**Task to complete**
Every line with the word "использования" in it should be extracted from the data that follows.
======== Supplied material ========
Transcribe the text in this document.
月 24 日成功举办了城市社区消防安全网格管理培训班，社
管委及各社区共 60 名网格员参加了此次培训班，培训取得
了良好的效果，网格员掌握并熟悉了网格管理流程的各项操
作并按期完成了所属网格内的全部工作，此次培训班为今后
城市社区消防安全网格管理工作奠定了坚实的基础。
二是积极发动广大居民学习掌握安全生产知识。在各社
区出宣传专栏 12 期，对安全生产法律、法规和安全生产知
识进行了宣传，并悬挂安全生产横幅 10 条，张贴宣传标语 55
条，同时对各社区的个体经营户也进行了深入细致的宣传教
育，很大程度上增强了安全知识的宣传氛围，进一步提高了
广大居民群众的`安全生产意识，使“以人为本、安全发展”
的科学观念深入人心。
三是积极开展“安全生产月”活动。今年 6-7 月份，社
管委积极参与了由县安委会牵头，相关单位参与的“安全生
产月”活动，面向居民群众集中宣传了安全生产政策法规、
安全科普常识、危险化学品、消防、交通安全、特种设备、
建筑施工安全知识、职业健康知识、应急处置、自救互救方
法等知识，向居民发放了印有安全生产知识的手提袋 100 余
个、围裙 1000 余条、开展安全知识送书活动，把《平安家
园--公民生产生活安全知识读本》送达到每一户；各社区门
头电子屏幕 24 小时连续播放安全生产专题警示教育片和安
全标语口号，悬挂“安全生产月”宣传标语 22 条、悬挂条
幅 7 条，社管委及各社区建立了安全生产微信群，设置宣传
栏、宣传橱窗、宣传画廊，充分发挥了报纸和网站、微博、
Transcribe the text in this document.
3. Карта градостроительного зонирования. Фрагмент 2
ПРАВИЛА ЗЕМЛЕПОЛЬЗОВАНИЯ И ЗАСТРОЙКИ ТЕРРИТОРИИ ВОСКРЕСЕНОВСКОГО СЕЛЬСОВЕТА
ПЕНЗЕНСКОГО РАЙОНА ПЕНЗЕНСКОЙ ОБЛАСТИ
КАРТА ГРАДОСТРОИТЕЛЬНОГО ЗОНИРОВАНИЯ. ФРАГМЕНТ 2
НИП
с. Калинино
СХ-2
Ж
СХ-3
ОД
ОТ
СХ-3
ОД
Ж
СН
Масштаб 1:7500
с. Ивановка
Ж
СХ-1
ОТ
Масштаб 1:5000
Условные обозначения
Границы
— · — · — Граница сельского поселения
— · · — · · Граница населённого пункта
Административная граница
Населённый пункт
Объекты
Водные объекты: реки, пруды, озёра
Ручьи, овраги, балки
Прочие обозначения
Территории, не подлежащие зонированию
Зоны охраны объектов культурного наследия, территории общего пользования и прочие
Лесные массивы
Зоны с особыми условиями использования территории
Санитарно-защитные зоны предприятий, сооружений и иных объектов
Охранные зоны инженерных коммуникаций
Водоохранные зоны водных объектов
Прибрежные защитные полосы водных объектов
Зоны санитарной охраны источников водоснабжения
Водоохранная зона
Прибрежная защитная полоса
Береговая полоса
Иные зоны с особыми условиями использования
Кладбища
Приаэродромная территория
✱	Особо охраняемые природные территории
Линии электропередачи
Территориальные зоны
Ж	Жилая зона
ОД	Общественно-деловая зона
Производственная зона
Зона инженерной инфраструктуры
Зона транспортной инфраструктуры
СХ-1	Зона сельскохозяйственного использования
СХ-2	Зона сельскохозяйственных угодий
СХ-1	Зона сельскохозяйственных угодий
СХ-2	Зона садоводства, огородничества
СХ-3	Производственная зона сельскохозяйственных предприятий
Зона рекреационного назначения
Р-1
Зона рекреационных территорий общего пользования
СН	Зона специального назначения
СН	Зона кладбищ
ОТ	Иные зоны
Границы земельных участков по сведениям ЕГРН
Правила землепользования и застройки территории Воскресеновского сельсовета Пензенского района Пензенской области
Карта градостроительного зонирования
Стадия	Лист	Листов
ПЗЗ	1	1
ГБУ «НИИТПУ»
========
**Complete response**
Зоны с особыми условиями использования территории
Иные зоны с особыми условиями использования
СХ-1	Зона сельскохозяйственного использования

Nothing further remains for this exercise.